Retype the full set of records. Keep every character identical.

[Dataset items]
※

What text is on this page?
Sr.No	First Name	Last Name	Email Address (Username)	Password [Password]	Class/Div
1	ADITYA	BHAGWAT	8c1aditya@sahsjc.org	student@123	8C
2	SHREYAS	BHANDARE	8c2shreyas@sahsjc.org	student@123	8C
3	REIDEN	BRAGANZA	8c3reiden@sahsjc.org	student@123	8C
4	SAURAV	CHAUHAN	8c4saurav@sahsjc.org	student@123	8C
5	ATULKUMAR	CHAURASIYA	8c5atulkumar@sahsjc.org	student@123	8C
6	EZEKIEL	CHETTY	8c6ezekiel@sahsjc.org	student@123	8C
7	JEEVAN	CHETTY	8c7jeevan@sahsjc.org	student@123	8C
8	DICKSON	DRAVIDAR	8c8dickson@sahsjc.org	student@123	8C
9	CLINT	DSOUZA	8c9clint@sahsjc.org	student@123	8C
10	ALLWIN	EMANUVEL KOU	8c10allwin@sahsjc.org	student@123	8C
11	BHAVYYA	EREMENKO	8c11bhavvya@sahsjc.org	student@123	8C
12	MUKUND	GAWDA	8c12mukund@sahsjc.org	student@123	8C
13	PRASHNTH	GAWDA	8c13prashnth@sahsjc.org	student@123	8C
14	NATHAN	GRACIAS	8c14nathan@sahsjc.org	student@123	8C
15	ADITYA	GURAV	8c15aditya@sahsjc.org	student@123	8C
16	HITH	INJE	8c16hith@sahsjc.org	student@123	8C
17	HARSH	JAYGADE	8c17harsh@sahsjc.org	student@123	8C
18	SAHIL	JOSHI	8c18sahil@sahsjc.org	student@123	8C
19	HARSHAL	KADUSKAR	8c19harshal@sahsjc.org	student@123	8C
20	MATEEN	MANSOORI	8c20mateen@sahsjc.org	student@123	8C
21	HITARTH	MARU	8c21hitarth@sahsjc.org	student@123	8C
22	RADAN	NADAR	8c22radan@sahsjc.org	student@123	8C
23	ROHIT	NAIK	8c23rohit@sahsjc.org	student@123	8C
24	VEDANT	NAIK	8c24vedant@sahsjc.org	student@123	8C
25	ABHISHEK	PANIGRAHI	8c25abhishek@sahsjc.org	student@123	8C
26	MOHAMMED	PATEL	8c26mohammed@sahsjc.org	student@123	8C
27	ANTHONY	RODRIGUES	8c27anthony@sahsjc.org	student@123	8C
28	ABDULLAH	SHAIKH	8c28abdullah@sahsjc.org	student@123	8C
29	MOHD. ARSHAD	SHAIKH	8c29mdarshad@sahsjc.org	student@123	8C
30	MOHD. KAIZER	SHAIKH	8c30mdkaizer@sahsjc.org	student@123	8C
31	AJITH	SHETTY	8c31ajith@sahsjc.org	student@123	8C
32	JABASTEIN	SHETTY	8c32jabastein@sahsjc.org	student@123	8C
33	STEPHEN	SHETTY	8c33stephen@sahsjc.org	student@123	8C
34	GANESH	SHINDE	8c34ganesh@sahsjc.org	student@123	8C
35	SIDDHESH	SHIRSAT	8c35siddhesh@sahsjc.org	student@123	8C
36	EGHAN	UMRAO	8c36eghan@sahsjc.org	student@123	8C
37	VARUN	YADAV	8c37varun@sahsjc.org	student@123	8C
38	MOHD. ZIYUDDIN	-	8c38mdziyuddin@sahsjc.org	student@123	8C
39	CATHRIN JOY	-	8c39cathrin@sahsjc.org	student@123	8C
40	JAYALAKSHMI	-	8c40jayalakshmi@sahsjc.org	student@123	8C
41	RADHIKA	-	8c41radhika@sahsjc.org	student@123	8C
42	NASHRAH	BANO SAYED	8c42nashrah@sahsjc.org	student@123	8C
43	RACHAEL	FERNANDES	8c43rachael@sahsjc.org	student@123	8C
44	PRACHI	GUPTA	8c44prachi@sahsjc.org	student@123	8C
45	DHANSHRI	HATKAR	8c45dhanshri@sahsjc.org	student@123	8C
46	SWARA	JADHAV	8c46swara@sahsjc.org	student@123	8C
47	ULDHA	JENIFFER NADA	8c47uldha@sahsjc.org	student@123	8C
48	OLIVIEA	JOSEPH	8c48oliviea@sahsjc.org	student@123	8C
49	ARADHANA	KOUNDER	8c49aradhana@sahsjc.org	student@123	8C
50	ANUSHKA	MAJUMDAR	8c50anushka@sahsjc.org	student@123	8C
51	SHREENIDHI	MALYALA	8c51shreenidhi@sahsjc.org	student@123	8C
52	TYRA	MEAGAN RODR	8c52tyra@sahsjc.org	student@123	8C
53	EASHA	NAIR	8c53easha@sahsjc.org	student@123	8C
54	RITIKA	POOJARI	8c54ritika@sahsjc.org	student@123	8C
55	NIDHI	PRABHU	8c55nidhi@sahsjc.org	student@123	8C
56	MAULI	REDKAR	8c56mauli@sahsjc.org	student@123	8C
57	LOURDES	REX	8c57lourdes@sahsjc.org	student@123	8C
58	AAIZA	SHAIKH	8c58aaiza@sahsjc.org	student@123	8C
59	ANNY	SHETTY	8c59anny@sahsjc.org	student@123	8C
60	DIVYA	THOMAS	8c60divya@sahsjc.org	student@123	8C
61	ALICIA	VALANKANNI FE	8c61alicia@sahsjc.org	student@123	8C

※

Worked solution:
What text is on this page?
Sr.No	First Name	Last Name	Email Address (Username)	Password [Password]	Class/Div
1	ADITYA	BHAGWAT	8c1aditya@sahsjc.org	student@123	8C
2	SHREYAS	BHANDARE	8c2shreyas@sahsjc.org	student@123	8C
3	REIDEN	BRAGANZA	8c3reiden@sahsjc.org	student@123	8C
4	SAURAV	CHAUHAN	8c4saurav@sahsjc.org	student@123	8C
5	ATULKUMAR	CHAURASIYA	8c5atulkumar@sahsjc.org	student@123	8C
6	EZEKIEL	CHETTY	8c6ezekiel@sahsjc.org	student@123	8C
7	JEEVAN	CHETTY	8c7jeevan@sahsjc.org	student@123	8C
8	DICKSON	DRAVIDAR	8c8dickson@sahsjc.org	student@123	8C
9	CLINT	DSOUZA	8c9clint@sahsjc.org	student@123	8C
10	ALLWIN	EMANUVEL KOU	8c10allwin@sahsjc.org	student@123	8C
11	BHAVYYA	EREMENKO	8c11bhavvya@sahsjc.org	student@123	8C
12	MUKUND	GAWDA	8c12mukund@sahsjc.org	student@123	8C
13	PRASHNTH	GAWDA	8c13prashnth@sahsjc.org	student@123	8C
14	NATHAN	GRACIAS	8c14nathan@sahsjc.org	student@123	8C
15	ADITYA	GURAV	8c15aditya@sahsjc.org	student@123	8C
16	HITH	INJE	8c16hith@sahsjc.org	student@123	8C
17	HARSH	JAYGADE	8c17harsh@sahsjc.org	student@123	8C
18	SAHIL	JOSHI	8c18sahil@sahsjc.org	student@123	8C
19	HARSHAL	KADUSKAR	8c19harshal@sahsjc.org	student@123	8C
20	MATEEN	MANSOORI	8c20mateen@sahsjc.org	student@123	8C
21	HITARTH	MARU	8c21hitarth@sahsjc.org	student@123	8C
22	RADAN	NADAR	8c22radan@sahsjc.org	student@123	8C
23	ROHIT	NAIK	8c23rohit@sahsjc.org	student@123	8C
24	VEDANT	NAIK	8c24vedant@sahsjc.org	student@123	8C
25	ABHISHEK	PANIGRAHI	8c25abhishek@sahsjc.org	student@123	8C
26	MOHAMMED	PATEL	8c26mohammed@sahsjc.org	student@123	8C
27	ANTHONY	RODRIGUES	8c27anthony@sahsjc.org	student@123	8C
28	ABDULLAH	SHAIKH	8c28abdullah@sahsjc.org	student@123	8C
29	MOHD. ARSHAD	SHAIKH	8c29mdarshad@sahsjc.org	student@123	8C
30	MOHD. KAIZER	SHAIKH	8c30mdkaizer@sahsjc.org	student@123	8C
31	AJITH	SHETTY	8c31ajith@sahsjc.org	student@123	8C
32	JABASTEIN	SHETTY	8c32jabastein@sahsjc.org	student@123	8C
33	STEPHEN	SHETTY	8c33stephen@sahsjc.org	student@123	8C
34	GANESH	SHINDE	8c34ganesh@sahsjc.org	student@123	8C
35	SIDDHESH	SHIRSAT	8c35siddhesh@sahsjc.org	student@123	8C
36	EGHAN	UMRAO	8c36eghan@sahsjc.org	student@123	8C
37	VARUN	YADAV	8c37varun@sahsjc.org	student@123	8C
38	MOHD. ZIYUDDIN	-	8c38mdziyuddin@sahsjc.org	student@123	8C
39	CATHRIN JOY	-	8c39cathrin@sahsjc.org	student@123	8C
40	JAYALAKSHMI	-	8c40jayalakshmi@sahsjc.org	student@123	8C
41	RADHIKA	-	8c41radhika@sahsjc.org	student@123	8C
42	NASHRAH	BANO SAYED	8c42nashrah@sahsjc.org	student@123	8C
43	RACHAEL	FERNANDES	8c43rachael@sahsjc.org	student@123	8C
44	PRACHI	GUPTA	8c44prachi@sahsjc.org	student@123	8C
45	DHANSHRI	HATKAR	8c45dhanshri@sahsjc.org	student@123	8C
46	SWARA	JADHAV	8c46swara@sahsjc.org	student@123	8C
47	ULDHA	JENIFFER NADA	8c47uldha@sahsjc.org	student@123	8C
48	OLIVIEA	JOSEPH	8c48oliviea@sahsjc.org	student@123	8C
49	ARADHANA	KOUNDER	8c49aradhana@sahsjc.org	student@123	8C
50	ANUSHKA	MAJUMDAR	8c50anushka@sahsjc.org	student@123	8C
51	SHREENIDHI	MALYALA	8c51shreenidhi@sahsjc.org	student@123	8C
52	TYRA	MEAGAN RODR	8c52tyra@sahsjc.org	student@123	8C
53	EASHA	NAIR	8c53easha@sahsjc.org	student@123	8C
54	RITIKA	POOJARI	8c54ritika@sahsjc.org	student@123	8C
55	NIDHI	PRABHU	8c55nidhi@sahsjc.org	student@123	8C
56	MAULI	REDKAR	8c56mauli@sahsjc.org	student@123	8C
57	LOURDES	REX	8c57lourdes@sahsjc.org	student@123	8C
58	AAIZA	SHAIKH	8c58aaiza@sahsjc.org	student@123	8C
59	ANNY	SHETTY	8c59anny@sahsjc.org	student@123	8C
60	DIVYA	THOMAS	8c60divya@sahsjc.org	student@123	8C
61	ALICIA	VALANKANNI FE	8c61alicia@sahsjc.org	student@123	8C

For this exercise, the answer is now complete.